(Recorded information)
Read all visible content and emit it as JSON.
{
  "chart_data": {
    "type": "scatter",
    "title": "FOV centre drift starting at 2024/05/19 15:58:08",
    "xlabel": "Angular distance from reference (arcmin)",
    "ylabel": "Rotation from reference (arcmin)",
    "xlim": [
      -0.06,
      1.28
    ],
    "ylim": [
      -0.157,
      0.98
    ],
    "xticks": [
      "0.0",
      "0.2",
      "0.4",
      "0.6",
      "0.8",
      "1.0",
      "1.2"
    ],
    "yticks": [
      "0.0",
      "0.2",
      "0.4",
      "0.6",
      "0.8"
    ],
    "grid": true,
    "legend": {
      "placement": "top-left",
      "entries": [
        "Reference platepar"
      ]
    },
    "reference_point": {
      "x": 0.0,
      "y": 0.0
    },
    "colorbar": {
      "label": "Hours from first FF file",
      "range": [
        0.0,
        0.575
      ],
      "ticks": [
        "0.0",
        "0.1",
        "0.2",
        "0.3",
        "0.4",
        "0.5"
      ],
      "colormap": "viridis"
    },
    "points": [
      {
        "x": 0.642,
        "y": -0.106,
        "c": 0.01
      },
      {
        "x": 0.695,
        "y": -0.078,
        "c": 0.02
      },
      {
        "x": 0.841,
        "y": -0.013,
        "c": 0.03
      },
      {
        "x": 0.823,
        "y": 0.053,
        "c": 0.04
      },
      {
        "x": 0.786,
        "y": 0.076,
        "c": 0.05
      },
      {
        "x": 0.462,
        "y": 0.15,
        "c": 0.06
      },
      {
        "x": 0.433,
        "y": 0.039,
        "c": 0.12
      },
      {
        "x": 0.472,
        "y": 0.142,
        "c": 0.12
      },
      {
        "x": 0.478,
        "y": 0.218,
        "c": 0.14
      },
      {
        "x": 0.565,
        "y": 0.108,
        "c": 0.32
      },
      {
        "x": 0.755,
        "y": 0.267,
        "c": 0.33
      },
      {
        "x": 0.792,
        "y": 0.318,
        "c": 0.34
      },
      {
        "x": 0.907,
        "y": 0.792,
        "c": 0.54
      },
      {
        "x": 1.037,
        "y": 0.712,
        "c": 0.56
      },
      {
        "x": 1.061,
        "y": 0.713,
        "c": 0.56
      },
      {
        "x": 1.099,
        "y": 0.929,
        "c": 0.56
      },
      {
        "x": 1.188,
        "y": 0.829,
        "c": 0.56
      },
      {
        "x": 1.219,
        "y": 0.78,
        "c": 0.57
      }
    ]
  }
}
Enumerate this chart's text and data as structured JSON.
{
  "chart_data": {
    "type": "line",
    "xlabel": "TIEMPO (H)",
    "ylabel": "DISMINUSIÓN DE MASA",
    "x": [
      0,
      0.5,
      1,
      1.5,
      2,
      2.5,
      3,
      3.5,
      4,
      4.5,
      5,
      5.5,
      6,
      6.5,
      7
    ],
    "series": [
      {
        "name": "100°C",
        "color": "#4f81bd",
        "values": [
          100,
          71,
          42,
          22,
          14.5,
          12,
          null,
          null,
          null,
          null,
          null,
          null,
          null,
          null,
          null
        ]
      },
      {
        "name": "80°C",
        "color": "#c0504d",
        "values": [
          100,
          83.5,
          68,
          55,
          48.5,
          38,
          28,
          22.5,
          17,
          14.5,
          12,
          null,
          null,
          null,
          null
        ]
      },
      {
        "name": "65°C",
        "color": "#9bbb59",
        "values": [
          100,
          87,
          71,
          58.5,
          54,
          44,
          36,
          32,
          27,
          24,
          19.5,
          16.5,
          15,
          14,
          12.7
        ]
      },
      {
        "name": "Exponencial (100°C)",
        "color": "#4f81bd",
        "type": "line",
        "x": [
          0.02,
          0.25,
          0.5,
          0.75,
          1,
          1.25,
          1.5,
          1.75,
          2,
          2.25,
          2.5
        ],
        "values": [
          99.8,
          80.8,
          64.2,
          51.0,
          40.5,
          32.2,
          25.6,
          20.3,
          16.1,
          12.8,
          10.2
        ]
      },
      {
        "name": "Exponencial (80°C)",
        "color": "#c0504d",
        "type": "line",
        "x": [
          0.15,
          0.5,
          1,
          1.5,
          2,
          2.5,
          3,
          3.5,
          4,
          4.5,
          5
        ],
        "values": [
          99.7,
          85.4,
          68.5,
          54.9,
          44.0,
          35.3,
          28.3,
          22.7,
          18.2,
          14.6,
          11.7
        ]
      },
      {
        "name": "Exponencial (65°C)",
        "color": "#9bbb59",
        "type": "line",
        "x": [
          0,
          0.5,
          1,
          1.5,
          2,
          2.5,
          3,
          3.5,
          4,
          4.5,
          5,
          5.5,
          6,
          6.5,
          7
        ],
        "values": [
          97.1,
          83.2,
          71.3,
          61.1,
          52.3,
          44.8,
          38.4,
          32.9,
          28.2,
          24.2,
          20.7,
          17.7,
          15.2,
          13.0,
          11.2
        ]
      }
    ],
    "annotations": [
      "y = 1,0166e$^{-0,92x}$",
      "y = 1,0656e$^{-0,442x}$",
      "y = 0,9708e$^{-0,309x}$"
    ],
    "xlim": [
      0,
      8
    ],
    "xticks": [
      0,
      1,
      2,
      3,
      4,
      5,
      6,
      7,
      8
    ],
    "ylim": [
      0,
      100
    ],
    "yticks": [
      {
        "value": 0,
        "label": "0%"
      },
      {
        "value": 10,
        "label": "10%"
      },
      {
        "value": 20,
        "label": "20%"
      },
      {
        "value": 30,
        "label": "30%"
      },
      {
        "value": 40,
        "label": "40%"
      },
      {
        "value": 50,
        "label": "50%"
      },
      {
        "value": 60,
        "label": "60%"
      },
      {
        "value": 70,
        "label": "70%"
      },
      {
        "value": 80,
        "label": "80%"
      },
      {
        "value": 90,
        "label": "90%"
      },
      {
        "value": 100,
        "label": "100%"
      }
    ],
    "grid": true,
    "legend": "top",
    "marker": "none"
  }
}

(Set task) Restate the listing above word for word.

(Worked answer)
Read all visible content and emit it as JSON.
{
  "chart_data": {
    "type": "scatter",
    "title": "FOV centre drift starting at 2024/05/19 15:58:08",
    "xlabel": "Angular distance from reference (arcmin)",
    "ylabel": "Rotation from reference (arcmin)",
    "xlim": [
      -0.06,
      1.28
    ],
    "ylim": [
      -0.157,
      0.98
    ],
    "xticks": [
      "0.0",
      "0.2",
      "0.4",
      "0.6",
      "0.8",
      "1.0",
      "1.2"
    ],
    "yticks": [
      "0.0",
      "0.2",
      "0.4",
      "0.6",
      "0.8"
    ],
    "grid": true,
    "legend": {
      "placement": "top-left",
      "entries": [
        "Reference platepar"
      ]
    },
    "reference_point": {
      "x": 0.0,
      "y": 0.0
    },
    "colorbar": {
      "label": "Hours from first FF file",
      "range": [
        0.0,
        0.575
      ],
      "ticks": [
        "0.0",
        "0.1",
        "0.2",
        "0.3",
        "0.4",
        "0.5"
      ],
      "colormap": "viridis"
    },
    "points": [
      {
        "x": 0.642,
        "y": -0.106,
        "c": 0.01
      },
      {
        "x": 0.695,
        "y": -0.078,
        "c": 0.02
      },
      {
        "x": 0.841,
        "y": -0.013,
        "c": 0.03
      },
      {
        "x": 0.823,
        "y": 0.053,
        "c": 0.04
      },
      {
        "x": 0.786,
        "y": 0.076,
        "c": 0.05
      },
      {
        "x": 0.462,
        "y": 0.15,
        "c": 0.06
      },
      {
        "x": 0.433,
        "y": 0.039,
        "c": 0.12
      },
      {
        "x": 0.472,
        "y": 0.142,
        "c": 0.12
      },
      {
        "x": 0.478,
        "y": 0.218,
        "c": 0.14
      },
      {
        "x": 0.565,
        "y": 0.108,
        "c": 0.32
      },
      {
        "x": 0.755,
        "y": 0.267,
        "c": 0.33
      },
      {
        "x": 0.792,
        "y": 0.318,
        "c": 0.34
      },
      {
        "x": 0.907,
        "y": 0.792,
        "c": 0.54
      },
      {
        "x": 1.037,
        "y": 0.712,
        "c": 0.56
      },
      {
        "x": 1.061,
        "y": 0.713,
        "c": 0.56
      },
      {
        "x": 1.099,
        "y": 0.929,
        "c": 0.56
      },
      {
        "x": 1.188,
        "y": 0.829,
        "c": 0.56
      },
      {
        "x": 1.219,
        "y": 0.78,
        "c": 0.57
      }
    ]
  }
}
Enumerate this chart's text and data as structured JSON.
{
  "chart_data": {
    "type": "line",
    "xlabel": "TIEMPO (H)",
    "ylabel": "DISMINUSIÓN DE MASA",
    "x": [
      0,
      0.5,
      1,
      1.5,
      2,
      2.5,
      3,
      3.5,
      4,
      4.5,
      5,
      5.5,
      6,
      6.5,
      7
    ],
    "series": [
      {
        "name": "100°C",
        "color": "#4f81bd",
        "values": [
          100,
          71,
          42,
          22,
          14.5,
          12,
          null,
          null,
          null,
          null,
          null,
          null,
          null,
          null,
          null
        ]
      },
      {
        "name": "80°C",
        "color": "#c0504d",
        "values": [
          100,
          83.5,
          68,
          55,
          48.5,
          38,
          28,
          22.5,
          17,
          14.5,
          12,
          null,
          null,
          null,
          null
        ]
      },
      {
        "name": "65°C",
        "color": "#9bbb59",
        "values": [
          100,
          87,
          71,
          58.5,
          54,
          44,
          36,
          32,
          27,
          24,
          19.5,
          16.5,
          15,
          14,
          12.7
        ]
      },
      {
        "name": "Exponencial (100°C)",
        "color": "#4f81bd",
        "type": "line",
        "x": [
          0.02,
          0.25,
          0.5,
          0.75,
          1,
          1.25,
          1.5,
          1.75,
          2,
          2.25,
          2.5
        ],
        "values": [
          99.8,
          80.8,
          64.2,
          51.0,
          40.5,
          32.2,
          25.6,
          20.3,
          16.1,
          12.8,
          10.2
        ]
      },
      {
        "name": "Exponencial (80°C)",
        "color": "#c0504d",
        "type": "line",
        "x": [
          0.15,
          0.5,
          1,
          1.5,
          2,
          2.5,
          3,
          3.5,
          4,
          4.5,
          5
        ],
        "values": [
          99.7,
          85.4,
          68.5,
          54.9,
          44.0,
          35.3,
          28.3,
          22.7,
          18.2,
          14.6,
          11.7
        ]
      },
      {
        "name": "Exponencial (65°C)",
        "color": "#9bbb59",
        "type": "line",
        "x": [
          0,
          0.5,
          1,
          1.5,
          2,
          2.5,
          3,
          3.5,
          4,
          4.5,
          5,
          5.5,
          6,
          6.5,
          7
        ],
        "values": [
          97.1,
          83.2,
          71.3,
          61.1,
          52.3,
          44.8,
          38.4,
          32.9,
          28.2,
          24.2,
          20.7,
          17.7,
          15.2,
          13.0,
          11.2
        ]
      }
    ],
    "annotations": [
      "y = 1,0166e$^{-0,92x}$",
      "y = 1,0656e$^{-0,442x}$",
      "y = 0,9708e$^{-0,309x}$"
    ],
    "xlim": [
      0,
      8
    ],
    "xticks": [
      0,
      1,
      2,
      3,
      4,
      5,
      6,
      7,
      8
    ],
    "ylim": [
      0,
      100
    ],
    "yticks": [
      {
        "value": 0,
        "label": "0%"
      },
      {
        "value": 10,
        "label": "10%"
      },
      {
        "value": 20,
        "label": "20%"
      },
      {
        "value": 30,
        "label": "30%"
      },
      {
        "value": 40,
        "label": "40%"
      },
      {
        "value": 50,
        "label": "50%"
      },
      {
        "value": 60,
        "label": "60%"
      },
      {
        "value": 70,
        "label": "70%"
      },
      {
        "value": 80,
        "label": "80%"
      },
      {
        "value": 90,
        "label": "90%"
      },
      {
        "value": 100,
        "label": "100%"
      }
    ],
    "grid": true,
    "legend": "top",
    "marker": "none"
  }
}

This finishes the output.